#### DO THIS:
Give the entries again exactly, every one of them.

#### RAW DATA:
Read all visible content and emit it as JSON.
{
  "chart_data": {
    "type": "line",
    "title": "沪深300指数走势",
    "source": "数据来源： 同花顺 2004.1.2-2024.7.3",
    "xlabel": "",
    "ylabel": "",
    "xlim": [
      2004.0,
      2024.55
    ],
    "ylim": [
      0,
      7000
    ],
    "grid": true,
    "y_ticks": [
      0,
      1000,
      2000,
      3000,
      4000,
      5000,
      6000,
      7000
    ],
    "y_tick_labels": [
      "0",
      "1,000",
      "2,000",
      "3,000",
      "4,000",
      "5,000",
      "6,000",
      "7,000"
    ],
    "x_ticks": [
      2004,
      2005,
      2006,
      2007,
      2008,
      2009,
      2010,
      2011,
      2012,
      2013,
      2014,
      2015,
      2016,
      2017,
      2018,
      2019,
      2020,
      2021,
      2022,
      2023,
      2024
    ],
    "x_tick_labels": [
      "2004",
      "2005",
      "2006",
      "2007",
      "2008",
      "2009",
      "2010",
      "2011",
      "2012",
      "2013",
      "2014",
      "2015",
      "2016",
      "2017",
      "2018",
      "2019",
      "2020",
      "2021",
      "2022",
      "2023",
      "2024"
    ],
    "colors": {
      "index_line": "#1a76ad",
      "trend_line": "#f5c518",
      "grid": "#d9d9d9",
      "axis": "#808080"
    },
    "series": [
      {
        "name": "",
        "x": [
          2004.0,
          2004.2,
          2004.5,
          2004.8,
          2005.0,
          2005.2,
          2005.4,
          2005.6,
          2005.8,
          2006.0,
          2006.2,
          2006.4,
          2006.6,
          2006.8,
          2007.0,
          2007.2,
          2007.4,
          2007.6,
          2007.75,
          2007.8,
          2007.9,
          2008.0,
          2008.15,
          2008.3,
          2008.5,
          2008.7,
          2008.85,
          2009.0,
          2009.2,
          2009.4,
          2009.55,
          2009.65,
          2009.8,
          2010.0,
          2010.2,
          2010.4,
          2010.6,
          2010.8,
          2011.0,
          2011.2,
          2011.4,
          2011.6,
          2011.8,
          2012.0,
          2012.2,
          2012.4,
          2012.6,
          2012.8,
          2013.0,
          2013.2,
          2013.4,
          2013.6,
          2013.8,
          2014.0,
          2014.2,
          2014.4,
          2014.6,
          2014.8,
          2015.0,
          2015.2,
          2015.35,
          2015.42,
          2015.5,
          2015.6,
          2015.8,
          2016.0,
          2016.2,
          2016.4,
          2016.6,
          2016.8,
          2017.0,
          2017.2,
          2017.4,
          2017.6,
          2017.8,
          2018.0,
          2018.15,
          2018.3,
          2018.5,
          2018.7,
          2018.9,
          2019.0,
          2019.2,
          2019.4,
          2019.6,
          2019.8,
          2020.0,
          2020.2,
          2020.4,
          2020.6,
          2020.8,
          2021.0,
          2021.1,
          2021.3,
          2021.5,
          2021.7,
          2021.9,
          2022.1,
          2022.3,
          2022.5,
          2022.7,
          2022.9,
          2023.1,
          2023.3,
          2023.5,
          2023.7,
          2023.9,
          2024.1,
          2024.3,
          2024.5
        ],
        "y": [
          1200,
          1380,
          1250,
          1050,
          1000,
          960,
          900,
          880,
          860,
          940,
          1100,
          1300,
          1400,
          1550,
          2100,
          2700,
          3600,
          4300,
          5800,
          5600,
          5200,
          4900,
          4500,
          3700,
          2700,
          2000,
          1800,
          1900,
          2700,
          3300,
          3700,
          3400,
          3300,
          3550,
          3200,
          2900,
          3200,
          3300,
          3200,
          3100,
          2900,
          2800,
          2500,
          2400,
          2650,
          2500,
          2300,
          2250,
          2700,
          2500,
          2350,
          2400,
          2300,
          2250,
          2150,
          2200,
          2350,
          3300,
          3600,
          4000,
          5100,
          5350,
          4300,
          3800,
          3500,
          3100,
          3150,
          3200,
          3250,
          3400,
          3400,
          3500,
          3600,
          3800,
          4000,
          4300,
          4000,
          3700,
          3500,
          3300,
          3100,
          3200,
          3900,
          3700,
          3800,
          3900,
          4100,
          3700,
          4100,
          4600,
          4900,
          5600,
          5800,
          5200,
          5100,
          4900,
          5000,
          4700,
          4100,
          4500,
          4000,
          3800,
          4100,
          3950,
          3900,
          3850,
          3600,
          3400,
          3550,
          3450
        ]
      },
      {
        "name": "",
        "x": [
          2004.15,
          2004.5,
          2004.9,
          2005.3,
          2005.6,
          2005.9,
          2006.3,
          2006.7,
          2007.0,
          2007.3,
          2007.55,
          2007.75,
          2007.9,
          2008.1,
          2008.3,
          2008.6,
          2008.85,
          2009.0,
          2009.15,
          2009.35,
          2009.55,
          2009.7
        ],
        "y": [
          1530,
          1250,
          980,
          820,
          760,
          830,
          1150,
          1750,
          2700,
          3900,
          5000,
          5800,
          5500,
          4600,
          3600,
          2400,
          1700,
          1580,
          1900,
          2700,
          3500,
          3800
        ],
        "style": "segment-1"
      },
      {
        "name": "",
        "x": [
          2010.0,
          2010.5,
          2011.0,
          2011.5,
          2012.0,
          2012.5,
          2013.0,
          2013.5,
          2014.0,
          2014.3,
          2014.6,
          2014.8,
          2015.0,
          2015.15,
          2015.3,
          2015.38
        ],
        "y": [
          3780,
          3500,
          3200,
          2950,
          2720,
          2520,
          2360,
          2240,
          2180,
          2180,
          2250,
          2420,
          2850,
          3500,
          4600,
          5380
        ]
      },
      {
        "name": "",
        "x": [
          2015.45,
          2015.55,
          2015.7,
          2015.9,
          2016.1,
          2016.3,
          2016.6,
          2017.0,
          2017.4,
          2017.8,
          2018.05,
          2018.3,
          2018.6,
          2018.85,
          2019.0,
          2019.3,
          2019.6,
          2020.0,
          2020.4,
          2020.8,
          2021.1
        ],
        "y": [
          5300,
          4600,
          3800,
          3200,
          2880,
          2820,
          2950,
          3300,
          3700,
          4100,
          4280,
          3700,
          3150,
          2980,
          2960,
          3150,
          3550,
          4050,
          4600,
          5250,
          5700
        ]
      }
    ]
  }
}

#### OUTPUT FOR THIS EXERCISE:
Read all visible content and emit it as JSON.
{
  "chart_data": {
    "type": "line",
    "title": "沪深300指数走势",
    "source": "数据来源： 同花顺 2004.1.2-2024.7.3",
    "xlabel": "",
    "ylabel": "",
    "xlim": [
      2004.0,
      2024.55
    ],
    "ylim": [
      0,
      7000
    ],
    "grid": true,
    "y_ticks": [
      0,
      1000,
      2000,
      3000,
      4000,
      5000,
      6000,
      7000
    ],
    "y_tick_labels": [
      "0",
      "1,000",
      "2,000",
      "3,000",
      "4,000",
      "5,000",
      "6,000",
      "7,000"
    ],
    "x_ticks": [
      2004,
      2005,
      2006,
      2007,
      2008,
      2009,
      2010,
      2011,
      2012,
      2013,
      2014,
      2015,
      2016,
      2017,
      2018,
      2019,
      2020,
      2021,
      2022,
      2023,
      2024
    ],
    "x_tick_labels": [
      "2004",
      "2005",
      "2006",
      "2007",
      "2008",
      "2009",
      "2010",
      "2011",
      "2012",
      "2013",
      "2014",
      "2015",
      "2016",
      "2017",
      "2018",
      "2019",
      "2020",
      "2021",
      "2022",
      "2023",
      "2024"
    ],
    "colors": {
      "index_line": "#1a76ad",
      "trend_line": "#f5c518",
      "grid": "#d9d9d9",
      "axis": "#808080"
    },
    "series": [
      {
        "name": "",
        "x": [
          2004.0,
          2004.2,
          2004.5,
          2004.8,
          2005.0,
          2005.2,
          2005.4,
          2005.6,
          2005.8,
          2006.0,
          2006.2,
          2006.4,
          2006.6,
          2006.8,
          2007.0,
          2007.2,
          2007.4,
          2007.6,
          2007.75,
          2007.8,
          2007.9,
          2008.0,
          2008.15,
          2008.3,
          2008.5,
          2008.7,
          2008.85,
          2009.0,
          2009.2,
          2009.4,
          2009.55,
          2009.65,
          2009.8,
          2010.0,
          2010.2,
          2010.4,
          2010.6,
          2010.8,
          2011.0,
          2011.2,
          2011.4,
          2011.6,
          2011.8,
          2012.0,
          2012.2,
          2012.4,
          2012.6,
          2012.8,
          2013.0,
          2013.2,
          2013.4,
          2013.6,
          2013.8,
          2014.0,
          2014.2,
          2014.4,
          2014.6,
          2014.8,
          2015.0,
          2015.2,
          2015.35,
          2015.42,
          2015.5,
          2015.6,
          2015.8,
          2016.0,
          2016.2,
          2016.4,
          2016.6,
          2016.8,
          2017.0,
          2017.2,
          2017.4,
          2017.6,
          2017.8,
          2018.0,
          2018.15,
          2018.3,
          2018.5,
          2018.7,
          2018.9,
          2019.0,
          2019.2,
          2019.4,
          2019.6,
          2019.8,
          2020.0,
          2020.2,
          2020.4,
          2020.6,
          2020.8,
          2021.0,
          2021.1,
          2021.3,
          2021.5,
          2021.7,
          2021.9,
          2022.1,
          2022.3,
          2022.5,
          2022.7,
          2022.9,
          2023.1,
          2023.3,
          2023.5,
          2023.7,
          2023.9,
          2024.1,
          2024.3,
          2024.5
        ],
        "y": [
          1200,
          1380,
          1250,
          1050,
          1000,
          960,
          900,
          880,
          860,
          940,
          1100,
          1300,
          1400,
          1550,
          2100,
          2700,
          3600,
          4300,
          5800,
          5600,
          5200,
          4900,
          4500,
          3700,
          2700,
          2000,
          1800,
          1900,
          2700,
          3300,
          3700,
          3400,
          3300,
          3550,
          3200,
          2900,
          3200,
          3300,
          3200,
          3100,
          2900,
          2800,
          2500,
          2400,
          2650,
          2500,
          2300,
          2250,
          2700,
          2500,
          2350,
          2400,
          2300,
          2250,
          2150,
          2200,
          2350,
          3300,
          3600,
          4000,
          5100,
          5350,
          4300,
          3800,
          3500,
          3100,
          3150,
          3200,
          3250,
          3400,
          3400,
          3500,
          3600,
          3800,
          4000,
          4300,
          4000,
          3700,
          3500,
          3300,
          3100,
          3200,
          3900,
          3700,
          3800,
          3900,
          4100,
          3700,
          4100,
          4600,
          4900,
          5600,
          5800,
          5200,
          5100,
          4900,
          5000,
          4700,
          4100,
          4500,
          4000,
          3800,
          4100,
          3950,
          3900,
          3850,
          3600,
          3400,
          3550,
          3450
        ]
      },
      {
        "name": "",
        "x": [
          2004.15,
          2004.5,
          2004.9,
          2005.3,
          2005.6,
          2005.9,
          2006.3,
          2006.7,
          2007.0,
          2007.3,
          2007.55,
          2007.75,
          2007.9,
          2008.1,
          2008.3,
          2008.6,
          2008.85,
          2009.0,
          2009.15,
          2009.35,
          2009.55,
          2009.7
        ],
        "y": [
          1530,
          1250,
          980,
          820,
          760,
          830,
          1150,
          1750,
          2700,
          3900,
          5000,
          5800,
          5500,
          4600,
          3600,
          2400,
          1700,
          1580,
          1900,
          2700,
          3500,
          3800
        ],
        "style": "segment-1"
      },
      {
        "name": "",
        "x": [
          2010.0,
          2010.5,
          2011.0,
          2011.5,
          2012.0,
          2012.5,
          2013.0,
          2013.5,
          2014.0,
          2014.3,
          2014.6,
          2014.8,
          2015.0,
          2015.15,
          2015.3,
          2015.38
        ],
        "y": [
          3780,
          3500,
          3200,
          2950,
          2720,
          2520,
          2360,
          2240,
          2180,
          2180,
          2250,
          2420,
          2850,
          3500,
          4600,
          5380
        ]
      },
      {
        "name": "",
        "x": [
          2015.45,
          2015.55,
          2015.7,
          2015.9,
          2016.1,
          2016.3,
          2016.6,
          2017.0,
          2017.4,
          2017.8,
          2018.05,
          2018.3,
          2018.6,
          2018.85,
          2019.0,
          2019.3,
          2019.6,
          2020.0,
          2020.4,
          2020.8,
          2021.1
        ],
        "y": [
          5300,
          4600,
          3800,
          3200,
          2880,
          2820,
          2950,
          3300,
          3700,
          4100,
          4280,
          3700,
          3150,
          2980,
          2960,
          3150,
          3550,
          4050,
          4600,
          5250,
          5700
        ]
      }
    ]
  }
}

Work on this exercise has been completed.